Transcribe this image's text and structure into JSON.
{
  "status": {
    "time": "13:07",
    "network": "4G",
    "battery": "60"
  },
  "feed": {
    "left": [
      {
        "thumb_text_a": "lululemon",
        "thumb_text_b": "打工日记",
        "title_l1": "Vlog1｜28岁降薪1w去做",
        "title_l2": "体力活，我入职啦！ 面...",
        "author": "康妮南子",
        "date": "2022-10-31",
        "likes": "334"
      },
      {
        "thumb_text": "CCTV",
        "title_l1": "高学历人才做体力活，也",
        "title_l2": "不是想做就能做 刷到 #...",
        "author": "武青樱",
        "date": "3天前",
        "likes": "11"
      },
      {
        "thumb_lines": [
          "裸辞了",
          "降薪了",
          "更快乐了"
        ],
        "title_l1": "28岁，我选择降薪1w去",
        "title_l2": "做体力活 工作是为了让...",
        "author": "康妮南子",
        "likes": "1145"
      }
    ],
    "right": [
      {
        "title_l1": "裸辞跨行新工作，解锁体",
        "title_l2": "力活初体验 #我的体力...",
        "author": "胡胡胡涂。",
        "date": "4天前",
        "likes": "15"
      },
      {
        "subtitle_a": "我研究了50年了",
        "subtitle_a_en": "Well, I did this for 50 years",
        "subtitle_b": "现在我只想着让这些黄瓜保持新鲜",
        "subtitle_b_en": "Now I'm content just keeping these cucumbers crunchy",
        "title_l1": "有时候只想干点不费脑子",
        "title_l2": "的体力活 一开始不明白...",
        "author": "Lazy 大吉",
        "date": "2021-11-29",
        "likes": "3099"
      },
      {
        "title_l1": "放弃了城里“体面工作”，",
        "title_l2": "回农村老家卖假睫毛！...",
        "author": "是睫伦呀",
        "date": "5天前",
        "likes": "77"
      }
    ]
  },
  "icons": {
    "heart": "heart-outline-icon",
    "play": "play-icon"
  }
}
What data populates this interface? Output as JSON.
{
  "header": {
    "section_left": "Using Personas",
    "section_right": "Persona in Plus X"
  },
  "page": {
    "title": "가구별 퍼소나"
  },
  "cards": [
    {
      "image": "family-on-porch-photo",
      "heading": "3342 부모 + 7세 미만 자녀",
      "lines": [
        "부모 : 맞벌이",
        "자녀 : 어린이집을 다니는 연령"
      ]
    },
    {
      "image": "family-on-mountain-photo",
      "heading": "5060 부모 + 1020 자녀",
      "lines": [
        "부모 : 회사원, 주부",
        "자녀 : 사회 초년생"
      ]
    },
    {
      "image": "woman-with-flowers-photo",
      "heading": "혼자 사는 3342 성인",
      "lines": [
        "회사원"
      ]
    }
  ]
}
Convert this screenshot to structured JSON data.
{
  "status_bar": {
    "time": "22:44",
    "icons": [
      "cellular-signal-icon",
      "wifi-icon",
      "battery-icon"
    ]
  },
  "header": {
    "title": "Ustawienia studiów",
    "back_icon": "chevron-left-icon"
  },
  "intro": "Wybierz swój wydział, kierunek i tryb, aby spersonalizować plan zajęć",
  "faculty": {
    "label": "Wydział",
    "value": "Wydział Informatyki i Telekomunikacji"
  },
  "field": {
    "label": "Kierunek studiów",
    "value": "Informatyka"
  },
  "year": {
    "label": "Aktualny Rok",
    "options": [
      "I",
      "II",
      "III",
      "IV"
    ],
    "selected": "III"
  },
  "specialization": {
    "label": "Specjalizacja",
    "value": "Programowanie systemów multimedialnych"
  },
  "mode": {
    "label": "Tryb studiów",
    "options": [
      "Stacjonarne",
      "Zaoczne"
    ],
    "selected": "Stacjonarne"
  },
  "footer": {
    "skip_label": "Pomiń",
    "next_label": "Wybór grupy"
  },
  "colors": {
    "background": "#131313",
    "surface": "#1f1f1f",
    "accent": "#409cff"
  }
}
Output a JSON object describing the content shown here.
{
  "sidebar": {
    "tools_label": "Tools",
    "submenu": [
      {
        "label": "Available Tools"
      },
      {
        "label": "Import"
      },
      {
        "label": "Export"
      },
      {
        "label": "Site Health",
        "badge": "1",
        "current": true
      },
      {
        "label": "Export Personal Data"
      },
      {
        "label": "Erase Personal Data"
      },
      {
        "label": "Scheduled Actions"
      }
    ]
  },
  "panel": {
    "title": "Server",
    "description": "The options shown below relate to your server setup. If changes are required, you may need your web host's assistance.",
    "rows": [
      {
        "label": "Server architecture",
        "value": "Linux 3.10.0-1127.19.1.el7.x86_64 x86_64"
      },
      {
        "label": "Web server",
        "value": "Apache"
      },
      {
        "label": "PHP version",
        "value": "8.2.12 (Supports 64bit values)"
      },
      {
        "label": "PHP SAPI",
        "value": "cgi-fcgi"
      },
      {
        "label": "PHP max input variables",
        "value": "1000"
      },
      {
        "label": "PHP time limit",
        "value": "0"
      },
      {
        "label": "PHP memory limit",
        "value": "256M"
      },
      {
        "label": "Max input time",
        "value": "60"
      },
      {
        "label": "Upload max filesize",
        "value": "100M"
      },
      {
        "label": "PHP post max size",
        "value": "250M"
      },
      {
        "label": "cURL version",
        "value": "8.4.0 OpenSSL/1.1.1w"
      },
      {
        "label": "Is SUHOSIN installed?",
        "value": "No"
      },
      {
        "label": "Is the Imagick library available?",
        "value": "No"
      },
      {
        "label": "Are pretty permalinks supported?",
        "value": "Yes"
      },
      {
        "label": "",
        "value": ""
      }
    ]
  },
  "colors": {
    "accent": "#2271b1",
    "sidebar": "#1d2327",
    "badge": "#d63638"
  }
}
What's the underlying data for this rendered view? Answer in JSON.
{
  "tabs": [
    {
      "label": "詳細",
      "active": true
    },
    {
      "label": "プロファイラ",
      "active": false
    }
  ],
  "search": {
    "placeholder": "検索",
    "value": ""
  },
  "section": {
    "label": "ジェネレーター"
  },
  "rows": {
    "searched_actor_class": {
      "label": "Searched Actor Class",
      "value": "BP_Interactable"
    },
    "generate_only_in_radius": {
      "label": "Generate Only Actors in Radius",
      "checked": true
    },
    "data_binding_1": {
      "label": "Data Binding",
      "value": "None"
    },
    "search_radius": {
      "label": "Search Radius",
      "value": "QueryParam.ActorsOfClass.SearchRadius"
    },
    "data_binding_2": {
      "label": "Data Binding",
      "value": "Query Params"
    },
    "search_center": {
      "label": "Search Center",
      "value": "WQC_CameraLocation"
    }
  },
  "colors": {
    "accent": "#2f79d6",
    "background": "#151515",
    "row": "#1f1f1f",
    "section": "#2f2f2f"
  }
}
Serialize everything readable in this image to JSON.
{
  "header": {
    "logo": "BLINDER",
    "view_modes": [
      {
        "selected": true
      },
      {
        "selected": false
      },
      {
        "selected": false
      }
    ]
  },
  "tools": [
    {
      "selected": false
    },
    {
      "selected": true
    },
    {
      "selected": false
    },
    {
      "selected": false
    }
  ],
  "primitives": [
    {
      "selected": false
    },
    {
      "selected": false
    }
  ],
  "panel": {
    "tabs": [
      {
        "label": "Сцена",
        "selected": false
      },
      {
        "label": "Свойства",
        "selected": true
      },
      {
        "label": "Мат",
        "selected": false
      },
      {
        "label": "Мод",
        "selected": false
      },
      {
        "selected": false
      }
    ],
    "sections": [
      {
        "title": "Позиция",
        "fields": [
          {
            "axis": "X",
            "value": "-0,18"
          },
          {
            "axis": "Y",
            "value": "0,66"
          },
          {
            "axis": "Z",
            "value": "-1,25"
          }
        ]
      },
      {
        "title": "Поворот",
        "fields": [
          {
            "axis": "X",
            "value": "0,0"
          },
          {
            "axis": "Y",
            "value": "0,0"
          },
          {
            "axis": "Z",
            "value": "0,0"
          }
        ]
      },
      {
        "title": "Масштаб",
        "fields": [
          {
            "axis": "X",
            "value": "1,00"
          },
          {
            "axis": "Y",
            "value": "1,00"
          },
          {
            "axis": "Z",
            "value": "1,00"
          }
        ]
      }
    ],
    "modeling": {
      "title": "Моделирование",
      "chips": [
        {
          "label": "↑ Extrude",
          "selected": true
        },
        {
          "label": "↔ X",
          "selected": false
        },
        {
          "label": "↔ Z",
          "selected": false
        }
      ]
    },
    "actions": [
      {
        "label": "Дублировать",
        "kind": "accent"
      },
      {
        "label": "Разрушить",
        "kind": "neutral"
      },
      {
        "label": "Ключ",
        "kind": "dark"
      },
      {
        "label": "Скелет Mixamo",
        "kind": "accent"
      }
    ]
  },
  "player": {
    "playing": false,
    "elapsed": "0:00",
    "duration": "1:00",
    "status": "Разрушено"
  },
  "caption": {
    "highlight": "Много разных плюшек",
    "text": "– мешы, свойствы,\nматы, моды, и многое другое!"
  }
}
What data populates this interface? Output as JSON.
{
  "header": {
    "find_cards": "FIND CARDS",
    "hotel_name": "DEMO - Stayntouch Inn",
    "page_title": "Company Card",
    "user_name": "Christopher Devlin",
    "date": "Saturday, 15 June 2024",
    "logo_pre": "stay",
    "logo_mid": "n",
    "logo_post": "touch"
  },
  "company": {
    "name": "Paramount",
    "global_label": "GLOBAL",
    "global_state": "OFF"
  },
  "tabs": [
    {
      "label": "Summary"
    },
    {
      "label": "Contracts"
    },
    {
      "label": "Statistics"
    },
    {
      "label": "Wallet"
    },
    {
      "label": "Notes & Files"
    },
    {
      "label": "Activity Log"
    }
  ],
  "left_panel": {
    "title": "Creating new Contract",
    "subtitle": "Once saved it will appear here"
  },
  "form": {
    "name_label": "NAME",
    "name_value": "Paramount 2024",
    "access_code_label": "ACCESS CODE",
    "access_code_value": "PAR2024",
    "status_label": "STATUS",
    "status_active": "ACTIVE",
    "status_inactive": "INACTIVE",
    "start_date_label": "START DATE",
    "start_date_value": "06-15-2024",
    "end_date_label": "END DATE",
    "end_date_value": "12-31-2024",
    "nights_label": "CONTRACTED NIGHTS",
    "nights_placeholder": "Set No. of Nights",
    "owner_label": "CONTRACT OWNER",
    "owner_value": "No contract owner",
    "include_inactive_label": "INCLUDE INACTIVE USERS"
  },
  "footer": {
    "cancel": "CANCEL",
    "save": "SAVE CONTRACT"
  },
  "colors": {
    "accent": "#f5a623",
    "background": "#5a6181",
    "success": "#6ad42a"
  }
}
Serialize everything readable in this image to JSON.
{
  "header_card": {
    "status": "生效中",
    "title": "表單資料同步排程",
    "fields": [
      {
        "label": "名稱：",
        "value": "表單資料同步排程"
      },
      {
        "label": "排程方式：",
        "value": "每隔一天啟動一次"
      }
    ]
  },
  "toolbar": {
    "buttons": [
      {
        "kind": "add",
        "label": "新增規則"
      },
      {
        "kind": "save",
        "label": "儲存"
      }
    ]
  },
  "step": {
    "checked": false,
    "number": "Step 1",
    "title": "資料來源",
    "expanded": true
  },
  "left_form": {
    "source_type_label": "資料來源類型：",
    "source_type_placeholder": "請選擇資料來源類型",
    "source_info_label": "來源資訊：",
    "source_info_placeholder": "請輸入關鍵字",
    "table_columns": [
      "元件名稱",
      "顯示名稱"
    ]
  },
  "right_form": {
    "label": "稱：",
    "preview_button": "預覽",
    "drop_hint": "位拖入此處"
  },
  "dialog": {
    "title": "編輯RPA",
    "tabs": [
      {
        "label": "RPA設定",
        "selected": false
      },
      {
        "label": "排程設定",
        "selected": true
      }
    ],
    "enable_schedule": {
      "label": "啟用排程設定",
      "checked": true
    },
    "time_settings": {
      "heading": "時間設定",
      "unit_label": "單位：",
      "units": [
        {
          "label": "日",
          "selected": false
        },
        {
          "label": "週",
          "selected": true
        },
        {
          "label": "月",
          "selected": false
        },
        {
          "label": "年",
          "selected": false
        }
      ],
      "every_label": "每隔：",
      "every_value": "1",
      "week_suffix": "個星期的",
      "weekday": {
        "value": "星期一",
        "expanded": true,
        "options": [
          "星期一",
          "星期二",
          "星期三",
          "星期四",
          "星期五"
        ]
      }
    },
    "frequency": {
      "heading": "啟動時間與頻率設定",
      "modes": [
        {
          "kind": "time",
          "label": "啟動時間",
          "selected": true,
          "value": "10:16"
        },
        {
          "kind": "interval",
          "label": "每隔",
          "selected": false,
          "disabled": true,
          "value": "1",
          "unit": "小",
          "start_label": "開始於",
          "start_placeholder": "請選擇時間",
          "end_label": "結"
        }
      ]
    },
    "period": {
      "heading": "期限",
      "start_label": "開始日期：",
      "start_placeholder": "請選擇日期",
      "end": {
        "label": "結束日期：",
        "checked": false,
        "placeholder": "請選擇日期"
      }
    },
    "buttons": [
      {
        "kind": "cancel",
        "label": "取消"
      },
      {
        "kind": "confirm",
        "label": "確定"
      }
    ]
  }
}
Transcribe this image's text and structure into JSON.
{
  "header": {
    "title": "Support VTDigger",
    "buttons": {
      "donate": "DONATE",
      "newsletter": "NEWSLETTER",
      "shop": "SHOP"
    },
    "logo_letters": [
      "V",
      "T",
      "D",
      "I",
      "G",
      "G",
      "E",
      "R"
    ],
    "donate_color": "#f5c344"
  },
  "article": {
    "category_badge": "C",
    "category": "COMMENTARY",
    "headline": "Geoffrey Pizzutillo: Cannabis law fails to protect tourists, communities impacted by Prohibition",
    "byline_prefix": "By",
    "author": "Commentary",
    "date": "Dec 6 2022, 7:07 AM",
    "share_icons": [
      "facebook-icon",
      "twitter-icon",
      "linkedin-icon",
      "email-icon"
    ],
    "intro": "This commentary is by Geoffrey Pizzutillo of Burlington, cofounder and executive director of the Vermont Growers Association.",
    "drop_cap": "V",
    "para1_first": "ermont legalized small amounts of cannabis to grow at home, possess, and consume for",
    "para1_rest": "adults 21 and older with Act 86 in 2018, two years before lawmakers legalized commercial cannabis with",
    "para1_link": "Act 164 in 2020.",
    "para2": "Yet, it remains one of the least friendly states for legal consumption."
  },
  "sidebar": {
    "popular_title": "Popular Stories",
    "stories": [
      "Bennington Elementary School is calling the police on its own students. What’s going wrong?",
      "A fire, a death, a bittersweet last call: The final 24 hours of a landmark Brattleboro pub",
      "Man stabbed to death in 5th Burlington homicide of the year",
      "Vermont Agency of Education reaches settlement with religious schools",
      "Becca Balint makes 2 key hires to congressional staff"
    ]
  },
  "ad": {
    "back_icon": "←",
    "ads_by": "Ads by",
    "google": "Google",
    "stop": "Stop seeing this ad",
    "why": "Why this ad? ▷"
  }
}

____

**Task brief**: Find the count of lines in the data above where the string "death" occurs. Provide that number alone.

**Written answer**: 2